## Required work
Filter the entries below, keeping only lines with the word "education".

== Extracted information ==

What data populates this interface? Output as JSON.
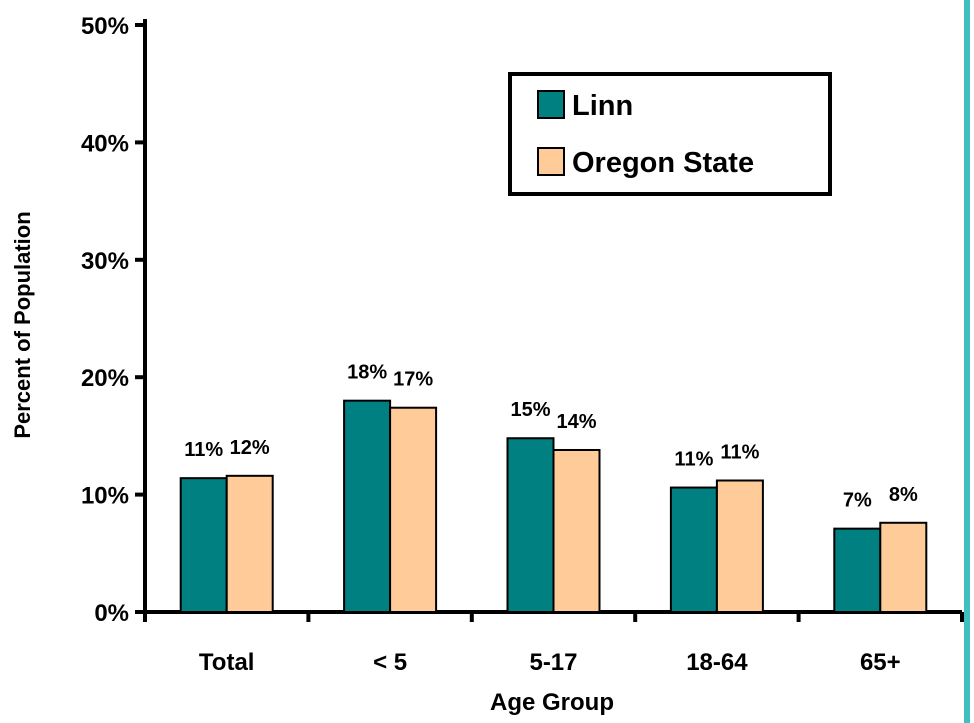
{
  "colors": {
    "linn": "#008080",
    "oregon": "#ffcc99",
    "axis": "#000000",
    "edge_accent": "#3fbfbf"
  },
  "chart_data": {
    "type": "bar",
    "title": "",
    "xlabel": "Age Group",
    "ylabel": "Percent of Population",
    "categories": [
      "Total",
      "< 5",
      "5-17",
      "18-64",
      "65+"
    ],
    "ylim": [
      0,
      50
    ],
    "yticks": [
      "0%",
      "10%",
      "20%",
      "30%",
      "40%",
      "50%"
    ],
    "series": [
      {
        "name": "Linn",
        "values": [
          11.4,
          18.0,
          14.8,
          10.6,
          7.1
        ],
        "labels": [
          "11%",
          "18%",
          "15%",
          "11%",
          "7%"
        ]
      },
      {
        "name": "Oregon State",
        "values": [
          11.6,
          17.4,
          13.8,
          11.2,
          7.6
        ],
        "labels": [
          "12%",
          "17%",
          "14%",
          "11%",
          "8%"
        ]
      }
    ],
    "legend_position": "top-right",
    "grid": false
  }
}
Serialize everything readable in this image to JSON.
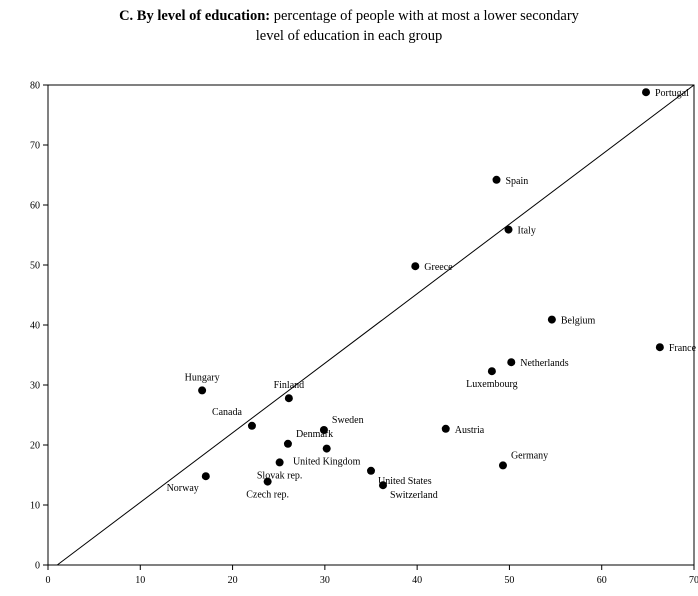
{
  "title": {
    "bold": "C. By level of education:",
    "line1_rest": "percentage of people with at most a lower secondary",
    "line2": "level of education in each group"
  },
  "chart_data": {
    "type": "scatter",
    "title": "C. By level of education: percentage of people with at most a lower secondary level of education in each group",
    "xlabel": "",
    "ylabel": "",
    "xlim": [
      0,
      70
    ],
    "ylim": [
      0,
      80
    ],
    "x_ticks": [
      0,
      10,
      20,
      30,
      40,
      50,
      60,
      70
    ],
    "y_ticks": [
      0,
      10,
      20,
      30,
      40,
      50,
      60,
      70,
      80
    ],
    "grid": false,
    "reference_line": {
      "from": [
        1,
        0
      ],
      "to": [
        70,
        80
      ],
      "label": ""
    },
    "points": [
      {
        "label": "Portugal",
        "x": 64.8,
        "y": 78.8,
        "label_pos": "right"
      },
      {
        "label": "Spain",
        "x": 48.6,
        "y": 64.2,
        "label_pos": "right"
      },
      {
        "label": "Italy",
        "x": 49.9,
        "y": 55.9,
        "label_pos": "right"
      },
      {
        "label": "Greece",
        "x": 39.8,
        "y": 49.8,
        "label_pos": "right"
      },
      {
        "label": "Belgium",
        "x": 54.6,
        "y": 40.9,
        "label_pos": "right"
      },
      {
        "label": "France",
        "x": 66.3,
        "y": 36.3,
        "label_pos": "right"
      },
      {
        "label": "Netherlands",
        "x": 50.2,
        "y": 33.8,
        "label_pos": "right"
      },
      {
        "label": "Luxembourg",
        "x": 48.1,
        "y": 32.3,
        "label_pos": "below"
      },
      {
        "label": "Hungary",
        "x": 16.7,
        "y": 29.1,
        "label_pos": "above"
      },
      {
        "label": "Finland",
        "x": 26.1,
        "y": 27.8,
        "label_pos": "above"
      },
      {
        "label": "Canada",
        "x": 22.1,
        "y": 23.2,
        "label_pos": "above-left"
      },
      {
        "label": "Austria",
        "x": 43.1,
        "y": 22.7,
        "label_pos": "right"
      },
      {
        "label": "Sweden",
        "x": 29.9,
        "y": 22.5,
        "label_pos": "above-right"
      },
      {
        "label": "Denmark",
        "x": 26.0,
        "y": 20.2,
        "label_pos": "above-right"
      },
      {
        "label": "United Kingdom",
        "x": 30.2,
        "y": 19.4,
        "label_pos": "below"
      },
      {
        "label": "Slovak rep.",
        "x": 25.1,
        "y": 17.1,
        "label_pos": "below"
      },
      {
        "label": "Germany",
        "x": 49.3,
        "y": 16.6,
        "label_pos": "above-right"
      },
      {
        "label": "United States",
        "x": 35.0,
        "y": 15.7,
        "label_pos": "below-right"
      },
      {
        "label": "Norway",
        "x": 17.1,
        "y": 14.8,
        "label_pos": "below-left"
      },
      {
        "label": "Czech rep.",
        "x": 23.8,
        "y": 13.9,
        "label_pos": "below"
      },
      {
        "label": "Switzerland",
        "x": 36.3,
        "y": 13.3,
        "label_pos": "below-right"
      }
    ]
  }
}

===

## Output
    "bold": "C. By level of education:",
    "line2": "level of education in each group"
    "title": "C. By level of education: percentage of people with at most a lower secondary level of education in each group",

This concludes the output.